**Task instructions:**
Copy the lines from the first one through the line containing "resolve-button[interactable]: ◎ Çöz xyxy=(748,471,772,481)", changing "Düzenle" to "Değiştir" and leaving everything else the same.

[Records from a data source]

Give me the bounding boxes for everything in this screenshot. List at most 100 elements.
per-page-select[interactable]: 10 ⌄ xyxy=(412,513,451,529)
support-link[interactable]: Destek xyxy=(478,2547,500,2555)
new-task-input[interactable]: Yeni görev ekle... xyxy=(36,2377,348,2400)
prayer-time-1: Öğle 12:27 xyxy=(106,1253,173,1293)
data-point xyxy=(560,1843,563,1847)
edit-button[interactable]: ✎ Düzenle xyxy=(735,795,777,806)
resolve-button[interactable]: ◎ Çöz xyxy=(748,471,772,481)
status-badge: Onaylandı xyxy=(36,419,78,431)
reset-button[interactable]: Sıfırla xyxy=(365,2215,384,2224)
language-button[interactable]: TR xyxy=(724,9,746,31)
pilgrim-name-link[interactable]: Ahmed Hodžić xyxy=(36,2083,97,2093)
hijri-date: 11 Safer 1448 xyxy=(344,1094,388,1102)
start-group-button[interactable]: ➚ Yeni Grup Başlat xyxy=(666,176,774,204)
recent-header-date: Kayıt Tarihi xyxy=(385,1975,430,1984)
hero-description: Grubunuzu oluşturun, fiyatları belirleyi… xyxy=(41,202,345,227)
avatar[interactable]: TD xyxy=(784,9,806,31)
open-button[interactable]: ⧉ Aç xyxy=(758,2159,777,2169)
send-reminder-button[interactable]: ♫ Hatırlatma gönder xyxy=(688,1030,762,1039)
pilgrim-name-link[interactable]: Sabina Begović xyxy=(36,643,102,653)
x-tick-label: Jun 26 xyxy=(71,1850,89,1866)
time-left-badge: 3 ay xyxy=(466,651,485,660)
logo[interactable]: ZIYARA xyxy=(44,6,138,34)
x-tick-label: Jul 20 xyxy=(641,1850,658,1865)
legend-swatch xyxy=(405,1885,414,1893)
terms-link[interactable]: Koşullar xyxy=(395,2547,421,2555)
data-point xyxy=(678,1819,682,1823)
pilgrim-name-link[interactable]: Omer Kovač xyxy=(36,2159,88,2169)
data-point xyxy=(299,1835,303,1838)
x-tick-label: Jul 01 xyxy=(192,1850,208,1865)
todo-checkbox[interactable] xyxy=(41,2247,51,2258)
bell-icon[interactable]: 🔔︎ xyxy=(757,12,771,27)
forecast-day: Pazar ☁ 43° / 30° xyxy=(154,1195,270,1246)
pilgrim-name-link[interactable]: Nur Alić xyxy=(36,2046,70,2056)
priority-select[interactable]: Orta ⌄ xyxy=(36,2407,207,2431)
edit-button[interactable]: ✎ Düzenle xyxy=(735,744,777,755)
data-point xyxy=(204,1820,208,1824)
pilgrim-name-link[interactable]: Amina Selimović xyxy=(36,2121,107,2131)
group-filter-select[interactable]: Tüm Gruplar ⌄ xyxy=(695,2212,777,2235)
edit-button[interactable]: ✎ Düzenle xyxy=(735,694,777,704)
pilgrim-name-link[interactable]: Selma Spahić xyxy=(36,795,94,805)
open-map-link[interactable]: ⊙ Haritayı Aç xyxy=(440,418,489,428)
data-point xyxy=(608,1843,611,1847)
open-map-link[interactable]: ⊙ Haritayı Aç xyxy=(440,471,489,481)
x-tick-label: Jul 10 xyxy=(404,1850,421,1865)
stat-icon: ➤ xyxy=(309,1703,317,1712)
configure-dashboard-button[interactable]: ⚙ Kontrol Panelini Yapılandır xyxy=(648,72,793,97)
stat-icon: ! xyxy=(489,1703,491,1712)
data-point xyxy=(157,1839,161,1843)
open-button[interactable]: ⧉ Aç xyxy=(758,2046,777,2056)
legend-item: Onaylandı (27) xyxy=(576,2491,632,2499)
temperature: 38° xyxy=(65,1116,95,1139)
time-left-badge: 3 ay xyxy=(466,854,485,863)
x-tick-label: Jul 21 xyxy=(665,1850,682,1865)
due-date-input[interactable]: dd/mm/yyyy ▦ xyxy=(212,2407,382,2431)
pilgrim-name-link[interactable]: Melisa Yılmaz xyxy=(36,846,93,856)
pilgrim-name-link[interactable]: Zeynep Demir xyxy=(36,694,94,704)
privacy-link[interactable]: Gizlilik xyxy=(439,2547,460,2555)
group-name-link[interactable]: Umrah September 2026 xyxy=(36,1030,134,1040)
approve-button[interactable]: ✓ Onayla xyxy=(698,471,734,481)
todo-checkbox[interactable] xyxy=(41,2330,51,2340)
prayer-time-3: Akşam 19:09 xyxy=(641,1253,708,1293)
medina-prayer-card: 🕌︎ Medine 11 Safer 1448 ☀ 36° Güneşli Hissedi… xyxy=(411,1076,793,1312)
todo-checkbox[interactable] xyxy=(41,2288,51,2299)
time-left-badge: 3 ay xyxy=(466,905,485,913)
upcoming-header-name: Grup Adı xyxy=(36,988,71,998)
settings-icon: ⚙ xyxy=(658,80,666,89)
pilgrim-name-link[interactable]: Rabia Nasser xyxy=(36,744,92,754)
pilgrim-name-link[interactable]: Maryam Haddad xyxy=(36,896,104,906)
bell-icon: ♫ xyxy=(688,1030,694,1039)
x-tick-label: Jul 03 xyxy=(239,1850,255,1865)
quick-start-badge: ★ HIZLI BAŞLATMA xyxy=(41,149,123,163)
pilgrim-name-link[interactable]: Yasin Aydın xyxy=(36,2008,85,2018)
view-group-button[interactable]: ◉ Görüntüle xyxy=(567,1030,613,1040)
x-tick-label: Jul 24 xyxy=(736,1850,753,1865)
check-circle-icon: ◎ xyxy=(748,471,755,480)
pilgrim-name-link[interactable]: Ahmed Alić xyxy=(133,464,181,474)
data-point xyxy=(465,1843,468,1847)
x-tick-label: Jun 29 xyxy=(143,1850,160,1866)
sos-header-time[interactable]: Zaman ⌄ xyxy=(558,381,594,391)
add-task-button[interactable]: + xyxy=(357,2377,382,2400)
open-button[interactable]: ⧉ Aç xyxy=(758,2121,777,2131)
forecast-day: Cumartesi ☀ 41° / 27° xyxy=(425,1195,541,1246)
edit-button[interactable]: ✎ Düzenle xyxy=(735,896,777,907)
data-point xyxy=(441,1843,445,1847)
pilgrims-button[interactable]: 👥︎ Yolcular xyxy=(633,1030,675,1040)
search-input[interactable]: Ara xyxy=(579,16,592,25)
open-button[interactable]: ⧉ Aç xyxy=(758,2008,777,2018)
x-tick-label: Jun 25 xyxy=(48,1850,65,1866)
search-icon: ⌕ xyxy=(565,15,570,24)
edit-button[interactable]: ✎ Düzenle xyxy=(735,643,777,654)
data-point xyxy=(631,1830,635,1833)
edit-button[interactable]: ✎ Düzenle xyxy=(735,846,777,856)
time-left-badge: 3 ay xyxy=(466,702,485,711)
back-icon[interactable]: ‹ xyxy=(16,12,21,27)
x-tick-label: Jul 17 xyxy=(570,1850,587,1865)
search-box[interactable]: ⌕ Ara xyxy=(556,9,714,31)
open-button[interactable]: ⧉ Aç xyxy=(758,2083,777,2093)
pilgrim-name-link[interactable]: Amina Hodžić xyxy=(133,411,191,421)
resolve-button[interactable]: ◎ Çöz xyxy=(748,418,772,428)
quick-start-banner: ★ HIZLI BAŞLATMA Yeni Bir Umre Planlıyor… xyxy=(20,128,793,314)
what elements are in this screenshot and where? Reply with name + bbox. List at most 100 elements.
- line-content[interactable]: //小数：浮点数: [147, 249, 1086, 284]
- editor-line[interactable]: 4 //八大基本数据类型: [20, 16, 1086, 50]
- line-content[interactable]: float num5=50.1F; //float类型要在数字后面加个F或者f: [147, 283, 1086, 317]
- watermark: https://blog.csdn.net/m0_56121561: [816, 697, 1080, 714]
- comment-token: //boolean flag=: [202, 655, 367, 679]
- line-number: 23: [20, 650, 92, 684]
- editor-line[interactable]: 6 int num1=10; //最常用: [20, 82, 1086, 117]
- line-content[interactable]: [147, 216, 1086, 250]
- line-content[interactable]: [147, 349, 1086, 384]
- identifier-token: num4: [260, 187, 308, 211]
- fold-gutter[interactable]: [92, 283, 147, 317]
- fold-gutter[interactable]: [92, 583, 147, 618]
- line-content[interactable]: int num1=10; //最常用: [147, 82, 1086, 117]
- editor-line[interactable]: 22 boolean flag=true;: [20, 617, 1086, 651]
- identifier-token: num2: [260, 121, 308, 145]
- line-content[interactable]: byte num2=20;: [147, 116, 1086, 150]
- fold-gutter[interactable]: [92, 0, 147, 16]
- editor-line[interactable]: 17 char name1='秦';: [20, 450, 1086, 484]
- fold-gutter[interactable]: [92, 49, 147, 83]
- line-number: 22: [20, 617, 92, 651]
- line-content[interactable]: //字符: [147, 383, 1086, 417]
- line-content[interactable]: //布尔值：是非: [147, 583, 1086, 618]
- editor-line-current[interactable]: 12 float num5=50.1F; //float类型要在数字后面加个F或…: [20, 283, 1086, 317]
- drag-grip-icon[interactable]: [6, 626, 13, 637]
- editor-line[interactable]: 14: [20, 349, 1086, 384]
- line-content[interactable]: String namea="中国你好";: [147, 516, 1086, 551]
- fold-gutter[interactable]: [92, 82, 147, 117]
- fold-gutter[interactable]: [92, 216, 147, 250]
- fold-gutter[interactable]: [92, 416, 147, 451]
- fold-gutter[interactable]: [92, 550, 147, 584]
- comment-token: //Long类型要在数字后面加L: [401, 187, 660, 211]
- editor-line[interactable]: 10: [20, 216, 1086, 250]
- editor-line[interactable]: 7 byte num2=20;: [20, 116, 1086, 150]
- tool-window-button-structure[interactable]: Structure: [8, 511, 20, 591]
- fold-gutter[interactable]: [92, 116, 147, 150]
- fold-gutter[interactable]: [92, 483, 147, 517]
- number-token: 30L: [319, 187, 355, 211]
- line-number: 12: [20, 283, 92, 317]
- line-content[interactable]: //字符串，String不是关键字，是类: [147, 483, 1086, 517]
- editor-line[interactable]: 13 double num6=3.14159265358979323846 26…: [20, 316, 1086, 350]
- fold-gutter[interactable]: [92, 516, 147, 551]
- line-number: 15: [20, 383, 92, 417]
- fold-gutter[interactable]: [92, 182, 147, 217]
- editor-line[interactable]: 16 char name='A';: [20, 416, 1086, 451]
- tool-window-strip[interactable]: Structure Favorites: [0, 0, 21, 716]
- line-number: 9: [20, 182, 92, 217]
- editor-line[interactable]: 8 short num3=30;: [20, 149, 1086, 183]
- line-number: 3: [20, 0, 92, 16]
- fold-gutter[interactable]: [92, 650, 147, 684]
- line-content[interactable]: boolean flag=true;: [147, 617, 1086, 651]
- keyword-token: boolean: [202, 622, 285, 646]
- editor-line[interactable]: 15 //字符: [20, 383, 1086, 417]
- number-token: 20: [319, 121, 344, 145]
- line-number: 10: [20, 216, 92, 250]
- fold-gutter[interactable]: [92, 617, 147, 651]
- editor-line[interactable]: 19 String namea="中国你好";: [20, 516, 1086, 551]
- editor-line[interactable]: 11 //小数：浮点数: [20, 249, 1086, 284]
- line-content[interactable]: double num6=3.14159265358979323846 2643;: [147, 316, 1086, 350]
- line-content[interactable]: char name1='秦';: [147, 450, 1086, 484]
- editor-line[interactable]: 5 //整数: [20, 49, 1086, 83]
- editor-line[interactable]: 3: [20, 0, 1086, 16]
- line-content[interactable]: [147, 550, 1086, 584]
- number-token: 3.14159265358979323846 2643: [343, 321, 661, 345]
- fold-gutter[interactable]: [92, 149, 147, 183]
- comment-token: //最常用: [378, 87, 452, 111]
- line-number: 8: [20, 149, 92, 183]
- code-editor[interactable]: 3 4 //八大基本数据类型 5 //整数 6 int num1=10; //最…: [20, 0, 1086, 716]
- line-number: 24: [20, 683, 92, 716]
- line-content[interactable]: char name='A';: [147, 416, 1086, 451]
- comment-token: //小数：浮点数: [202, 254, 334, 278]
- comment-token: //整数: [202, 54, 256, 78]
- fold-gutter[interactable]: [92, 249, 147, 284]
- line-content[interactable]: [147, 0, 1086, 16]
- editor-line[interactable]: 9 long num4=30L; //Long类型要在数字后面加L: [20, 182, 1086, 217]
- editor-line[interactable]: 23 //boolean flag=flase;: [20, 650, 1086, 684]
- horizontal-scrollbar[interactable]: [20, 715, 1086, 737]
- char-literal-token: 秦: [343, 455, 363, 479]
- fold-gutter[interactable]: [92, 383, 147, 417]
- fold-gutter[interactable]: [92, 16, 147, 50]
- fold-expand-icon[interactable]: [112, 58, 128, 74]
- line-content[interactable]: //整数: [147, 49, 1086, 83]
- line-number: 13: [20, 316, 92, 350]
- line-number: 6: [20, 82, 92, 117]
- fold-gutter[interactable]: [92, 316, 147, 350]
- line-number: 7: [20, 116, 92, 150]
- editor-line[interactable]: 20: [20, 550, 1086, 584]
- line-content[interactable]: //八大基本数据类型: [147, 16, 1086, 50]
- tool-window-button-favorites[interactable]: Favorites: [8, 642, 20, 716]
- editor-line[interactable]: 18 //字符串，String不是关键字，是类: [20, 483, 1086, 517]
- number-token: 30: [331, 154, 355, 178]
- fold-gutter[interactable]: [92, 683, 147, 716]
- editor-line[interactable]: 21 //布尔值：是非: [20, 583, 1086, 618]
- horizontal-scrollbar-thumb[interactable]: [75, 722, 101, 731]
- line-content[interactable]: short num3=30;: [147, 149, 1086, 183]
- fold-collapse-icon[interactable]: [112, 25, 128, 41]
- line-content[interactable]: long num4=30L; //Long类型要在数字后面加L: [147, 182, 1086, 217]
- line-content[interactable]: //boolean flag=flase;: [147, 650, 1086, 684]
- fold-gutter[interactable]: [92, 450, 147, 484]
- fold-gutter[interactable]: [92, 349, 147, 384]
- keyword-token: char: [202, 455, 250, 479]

**The solution:**
Give me the bounding boxes for everything in this screenshot. List at most 100 elements.
per-page-select[interactable]: 10 ⌄ xyxy=(412,513,451,529)
support-link[interactable]: Destek xyxy=(478,2547,500,2555)
new-task-input[interactable]: Yeni görev ekle... xyxy=(36,2377,348,2400)
prayer-time-1: Öğle 12:27 xyxy=(106,1253,173,1293)
data-point xyxy=(560,1843,563,1847)
edit-button[interactable]: ✎ Değiştir xyxy=(735,795,777,806)
resolve-button[interactable]: ◎ Çöz xyxy=(748,471,772,481)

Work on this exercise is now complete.